BRIEF » Without omitting anything, retype the data that follows.

—————

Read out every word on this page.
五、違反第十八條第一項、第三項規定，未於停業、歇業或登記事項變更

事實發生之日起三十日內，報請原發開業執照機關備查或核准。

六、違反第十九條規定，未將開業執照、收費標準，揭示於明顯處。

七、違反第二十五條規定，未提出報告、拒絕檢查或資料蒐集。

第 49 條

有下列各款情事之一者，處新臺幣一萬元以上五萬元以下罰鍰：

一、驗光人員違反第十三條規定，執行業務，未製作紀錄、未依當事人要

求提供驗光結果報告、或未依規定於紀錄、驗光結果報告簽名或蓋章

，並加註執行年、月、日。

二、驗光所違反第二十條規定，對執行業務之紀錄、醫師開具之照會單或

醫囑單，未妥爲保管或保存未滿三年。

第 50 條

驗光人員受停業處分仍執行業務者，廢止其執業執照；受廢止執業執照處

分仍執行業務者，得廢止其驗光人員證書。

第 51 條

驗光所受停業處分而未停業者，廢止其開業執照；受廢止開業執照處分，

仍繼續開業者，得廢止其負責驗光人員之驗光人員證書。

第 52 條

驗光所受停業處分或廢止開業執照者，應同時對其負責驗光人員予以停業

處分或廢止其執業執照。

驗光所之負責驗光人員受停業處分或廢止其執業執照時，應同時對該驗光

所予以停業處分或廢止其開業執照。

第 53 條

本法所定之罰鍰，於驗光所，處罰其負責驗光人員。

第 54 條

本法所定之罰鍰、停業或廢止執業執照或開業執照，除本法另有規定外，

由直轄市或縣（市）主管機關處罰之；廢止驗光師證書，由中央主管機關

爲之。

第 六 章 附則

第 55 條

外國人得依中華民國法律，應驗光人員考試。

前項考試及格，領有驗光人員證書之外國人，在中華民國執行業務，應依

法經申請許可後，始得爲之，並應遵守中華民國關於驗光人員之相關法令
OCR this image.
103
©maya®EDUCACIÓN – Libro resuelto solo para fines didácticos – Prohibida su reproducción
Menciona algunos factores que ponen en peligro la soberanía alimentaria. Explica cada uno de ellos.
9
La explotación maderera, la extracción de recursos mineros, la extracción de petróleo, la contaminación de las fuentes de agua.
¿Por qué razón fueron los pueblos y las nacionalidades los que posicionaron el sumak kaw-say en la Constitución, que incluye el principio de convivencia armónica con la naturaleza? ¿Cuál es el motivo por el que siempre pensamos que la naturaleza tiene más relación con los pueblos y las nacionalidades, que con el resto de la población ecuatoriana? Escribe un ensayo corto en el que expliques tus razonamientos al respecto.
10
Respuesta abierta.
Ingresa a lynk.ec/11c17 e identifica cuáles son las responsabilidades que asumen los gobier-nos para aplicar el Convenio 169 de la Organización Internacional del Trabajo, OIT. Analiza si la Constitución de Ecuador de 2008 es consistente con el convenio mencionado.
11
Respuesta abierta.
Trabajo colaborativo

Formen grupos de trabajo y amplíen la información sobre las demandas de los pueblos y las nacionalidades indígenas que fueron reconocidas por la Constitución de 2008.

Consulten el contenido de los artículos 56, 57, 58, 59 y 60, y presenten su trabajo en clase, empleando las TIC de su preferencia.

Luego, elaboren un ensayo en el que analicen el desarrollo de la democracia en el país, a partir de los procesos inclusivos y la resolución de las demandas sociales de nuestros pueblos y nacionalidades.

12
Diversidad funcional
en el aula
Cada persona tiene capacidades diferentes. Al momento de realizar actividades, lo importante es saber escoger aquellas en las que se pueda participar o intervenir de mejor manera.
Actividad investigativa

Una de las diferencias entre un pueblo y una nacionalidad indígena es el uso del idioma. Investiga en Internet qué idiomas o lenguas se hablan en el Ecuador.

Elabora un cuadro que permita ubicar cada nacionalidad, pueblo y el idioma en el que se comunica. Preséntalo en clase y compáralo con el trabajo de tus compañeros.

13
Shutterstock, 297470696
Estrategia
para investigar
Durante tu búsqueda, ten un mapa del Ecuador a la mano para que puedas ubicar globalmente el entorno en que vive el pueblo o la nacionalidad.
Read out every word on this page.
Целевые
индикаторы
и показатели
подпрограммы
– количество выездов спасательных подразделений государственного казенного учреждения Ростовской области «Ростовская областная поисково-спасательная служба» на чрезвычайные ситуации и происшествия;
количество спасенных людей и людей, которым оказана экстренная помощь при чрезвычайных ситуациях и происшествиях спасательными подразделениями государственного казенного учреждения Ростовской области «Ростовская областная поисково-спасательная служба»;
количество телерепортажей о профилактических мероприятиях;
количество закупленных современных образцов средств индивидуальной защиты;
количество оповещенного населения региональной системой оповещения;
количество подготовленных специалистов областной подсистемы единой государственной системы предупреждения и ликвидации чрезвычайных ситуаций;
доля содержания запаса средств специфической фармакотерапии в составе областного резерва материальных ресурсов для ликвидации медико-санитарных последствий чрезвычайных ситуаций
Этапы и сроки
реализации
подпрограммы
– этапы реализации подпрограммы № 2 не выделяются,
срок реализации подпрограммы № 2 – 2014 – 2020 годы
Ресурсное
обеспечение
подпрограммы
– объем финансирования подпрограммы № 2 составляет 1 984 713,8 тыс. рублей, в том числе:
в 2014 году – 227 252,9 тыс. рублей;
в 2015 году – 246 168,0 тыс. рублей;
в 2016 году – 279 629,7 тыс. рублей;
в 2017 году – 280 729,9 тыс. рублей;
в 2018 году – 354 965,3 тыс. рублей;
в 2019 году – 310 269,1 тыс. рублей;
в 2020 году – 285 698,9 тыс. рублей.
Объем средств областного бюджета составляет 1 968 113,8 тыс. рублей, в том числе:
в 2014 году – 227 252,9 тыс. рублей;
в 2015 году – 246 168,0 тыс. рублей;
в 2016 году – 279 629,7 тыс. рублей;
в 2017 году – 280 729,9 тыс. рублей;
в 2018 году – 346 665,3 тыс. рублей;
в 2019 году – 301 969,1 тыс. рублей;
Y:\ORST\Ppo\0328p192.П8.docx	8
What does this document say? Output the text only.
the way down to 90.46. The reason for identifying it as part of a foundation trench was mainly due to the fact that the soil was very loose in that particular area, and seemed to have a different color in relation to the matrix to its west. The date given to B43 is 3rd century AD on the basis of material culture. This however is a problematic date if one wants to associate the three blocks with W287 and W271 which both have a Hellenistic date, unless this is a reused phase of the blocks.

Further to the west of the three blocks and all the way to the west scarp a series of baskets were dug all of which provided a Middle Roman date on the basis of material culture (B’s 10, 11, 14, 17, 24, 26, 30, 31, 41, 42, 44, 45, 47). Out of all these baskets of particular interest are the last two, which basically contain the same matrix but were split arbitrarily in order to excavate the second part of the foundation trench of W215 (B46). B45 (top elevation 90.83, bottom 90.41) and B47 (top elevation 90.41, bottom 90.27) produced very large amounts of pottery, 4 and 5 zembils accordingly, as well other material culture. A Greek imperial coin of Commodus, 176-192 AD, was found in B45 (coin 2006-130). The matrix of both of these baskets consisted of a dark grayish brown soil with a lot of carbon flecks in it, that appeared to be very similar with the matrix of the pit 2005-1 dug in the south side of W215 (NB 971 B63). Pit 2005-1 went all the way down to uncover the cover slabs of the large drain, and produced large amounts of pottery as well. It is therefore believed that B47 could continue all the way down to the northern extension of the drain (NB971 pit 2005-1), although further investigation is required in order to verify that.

—————

EXERCISE OUTPUT »
Read out every word on this page.
五、違反第十八條第一項、第三項規定，未於停業、歇業或登記事項變更

事實發生之日起三十日內，報請原發開業執照機關備查或核准。

六、違反第十九條規定，未將開業執照、收費標準，揭示於明顯處。

七、違反第二十五條規定，未提出報告、拒絕檢查或資料蒐集。

第 49 條

有下列各款情事之一者，處新臺幣一萬元以上五萬元以下罰鍰：

一、驗光人員違反第十三條規定，執行業務，未製作紀錄、未依當事人要

求提供驗光結果報告、或未依規定於紀錄、驗光結果報告簽名或蓋章

，並加註執行年、月、日。

二、驗光所違反第二十條規定，對執行業務之紀錄、醫師開具之照會單或

醫囑單，未妥爲保管或保存未滿三年。

第 50 條

驗光人員受停業處分仍執行業務者，廢止其執業執照；受廢止執業執照處

分仍執行業務者，得廢止其驗光人員證書。

第 51 條

驗光所受停業處分而未停業者，廢止其開業執照；受廢止開業執照處分，

仍繼續開業者，得廢止其負責驗光人員之驗光人員證書。

第 52 條

驗光所受停業處分或廢止開業執照者，應同時對其負責驗光人員予以停業

處分或廢止其執業執照。

驗光所之負責驗光人員受停業處分或廢止其執業執照時，應同時對該驗光

所予以停業處分或廢止其開業執照。

第 53 條

本法所定之罰鍰，於驗光所，處罰其負責驗光人員。

第 54 條

本法所定之罰鍰、停業或廢止執業執照或開業執照，除本法另有規定外，

由直轄市或縣（市）主管機關處罰之；廢止驗光師證書，由中央主管機關

爲之。

第 六 章 附則

第 55 條

外國人得依中華民國法律，應驗光人員考試。

前項考試及格，領有驗光人員證書之外國人，在中華民國執行業務，應依

法經申請許可後，始得爲之，並應遵守中華民國關於驗光人員之相關法令
OCR this image.
103
©maya®EDUCACIÓN – Libro resuelto solo para fines didácticos – Prohibida su reproducción
Menciona algunos factores que ponen en peligro la soberanía alimentaria. Explica cada uno de ellos.
9
La explotación maderera, la extracción de recursos mineros, la extracción de petróleo, la contaminación de las fuentes de agua.
¿Por qué razón fueron los pueblos y las nacionalidades los que posicionaron el sumak kaw-say en la Constitución, que incluye el principio de convivencia armónica con la naturaleza? ¿Cuál es el motivo por el que siempre pensamos que la naturaleza tiene más relación con los pueblos y las nacionalidades, que con el resto de la población ecuatoriana? Escribe un ensayo corto en el que expliques tus razonamientos al respecto.
10
Respuesta abierta.
Ingresa a lynk.ec/11c17 e identifica cuáles son las responsabilidades que asumen los gobier-nos para aplicar el Convenio 169 de la Organización Internacional del Trabajo, OIT. Analiza si la Constitución de Ecuador de 2008 es consistente con el convenio mencionado.
11
Respuesta abierta.
Trabajo colaborativo

Formen grupos de trabajo y amplíen la información sobre las demandas de los pueblos y las nacionalidades indígenas que fueron reconocidas por la Constitución de 2008.

Consulten el contenido de los artículos 56, 57, 58, 59 y 60, y presenten su trabajo en clase, empleando las TIC de su preferencia.

Luego, elaboren un ensayo en el que analicen el desarrollo de la democracia en el país, a partir de los procesos inclusivos y la resolución de las demandas sociales de nuestros pueblos y nacionalidades.

12
Diversidad funcional
en el aula
Cada persona tiene capacidades diferentes. Al momento de realizar actividades, lo importante es saber escoger aquellas en las que se pueda participar o intervenir de mejor manera.
Actividad investigativa

Una de las diferencias entre un pueblo y una nacionalidad indígena es el uso del idioma. Investiga en Internet qué idiomas o lenguas se hablan en el Ecuador.

Elabora un cuadro que permita ubicar cada nacionalidad, pueblo y el idioma en el que se comunica. Preséntalo en clase y compáralo con el trabajo de tus compañeros.

13
Shutterstock, 297470696
Estrategia
para investigar
Durante tu búsqueda, ten un mapa del Ecuador a la mano para que puedas ubicar globalmente el entorno en que vive el pueblo o la nacionalidad.
Read out every word on this page.
Целевые
индикаторы
и показатели
подпрограммы
– количество выездов спасательных подразделений государственного казенного учреждения Ростовской области «Ростовская областная поисково-спасательная служба» на чрезвычайные ситуации и происшествия;
количество спасенных людей и людей, которым оказана экстренная помощь при чрезвычайных ситуациях и происшествиях спасательными подразделениями государственного казенного учреждения Ростовской области «Ростовская областная поисково-спасательная служба»;
количество телерепортажей о профилактических мероприятиях;
количество закупленных современных образцов средств индивидуальной защиты;
количество оповещенного населения региональной системой оповещения;
количество подготовленных специалистов областной подсистемы единой государственной системы предупреждения и ликвидации чрезвычайных ситуаций;
доля содержания запаса средств специфической фармакотерапии в составе областного резерва материальных ресурсов для ликвидации медико-санитарных последствий чрезвычайных ситуаций
Этапы и сроки
реализации
подпрограммы
– этапы реализации подпрограммы № 2 не выделяются,
срок реализации подпрограммы № 2 – 2014 – 2020 годы
Ресурсное
обеспечение
подпрограммы
– объем финансирования подпрограммы № 2 составляет 1 984 713,8 тыс. рублей, в том числе:
в 2014 году – 227 252,9 тыс. рублей;
в 2015 году – 246 168,0 тыс. рублей;
в 2016 году – 279 629,7 тыс. рублей;
в 2017 году – 280 729,9 тыс. рублей;
в 2018 году – 354 965,3 тыс. рублей;
в 2019 году – 310 269,1 тыс. рублей;
в 2020 году – 285 698,9 тыс. рублей.
Объем средств областного бюджета составляет 1 968 113,8 тыс. рублей, в том числе:
в 2014 году – 227 252,9 тыс. рублей;
в 2015 году – 246 168,0 тыс. рублей;
в 2016 году – 279 629,7 тыс. рублей;
в 2017 году – 280 729,9 тыс. рублей;
в 2018 году – 346 665,3 тыс. рублей;
в 2019 году – 301 969,1 тыс. рублей;
Y:\ORST\Ppo\0328p192.П8.docx	8
What does this document say? Output the text only.
the way down to 90.46. The reason for identifying it as part of a foundation trench was mainly due to the fact that the soil was very loose in that particular area, and seemed to have a different color in relation to the matrix to its west. The date given to B43 is 3rd century AD on the basis of material culture. This however is a problematic date if one wants to associate the three blocks with W287 and W271 which both have a Hellenistic date, unless this is a reused phase of the blocks.

Further to the west of the three blocks and all the way to the west scarp a series of baskets were dug all of which provided a Middle Roman date on the basis of material culture (B’s 10, 11, 14, 17, 24, 26, 30, 31, 41, 42, 44, 45, 47). Out of all these baskets of particular interest are the last two, which basically contain the same matrix but were split arbitrarily in order to excavate the second part of the foundation trench of W215 (B46). B45 (top elevation 90.83, bottom 90.41) and B47 (top elevation 90.41, bottom 90.27) produced very large amounts of pottery, 4 and 5 zembils accordingly, as well other material culture. A Greek imperial coin of Commodus, 176-192 AD, was found in B45 (coin 2006-130). The matrix of both of these baskets consisted of a dark grayish brown soil with a lot of carbon flecks in it, that appeared to be very similar with the matrix of the pit 2005-1 dug in the south side of W215 (NB 971 B63). Pit 2005-1 went all the way down to uncover the cover slabs of the large drain, and produced large amounts of pottery as well. It is therefore believed that B47 could continue all the way down to the northern extension of the drain (NB971 pit 2005-1), although further investigation is required in order to verify that.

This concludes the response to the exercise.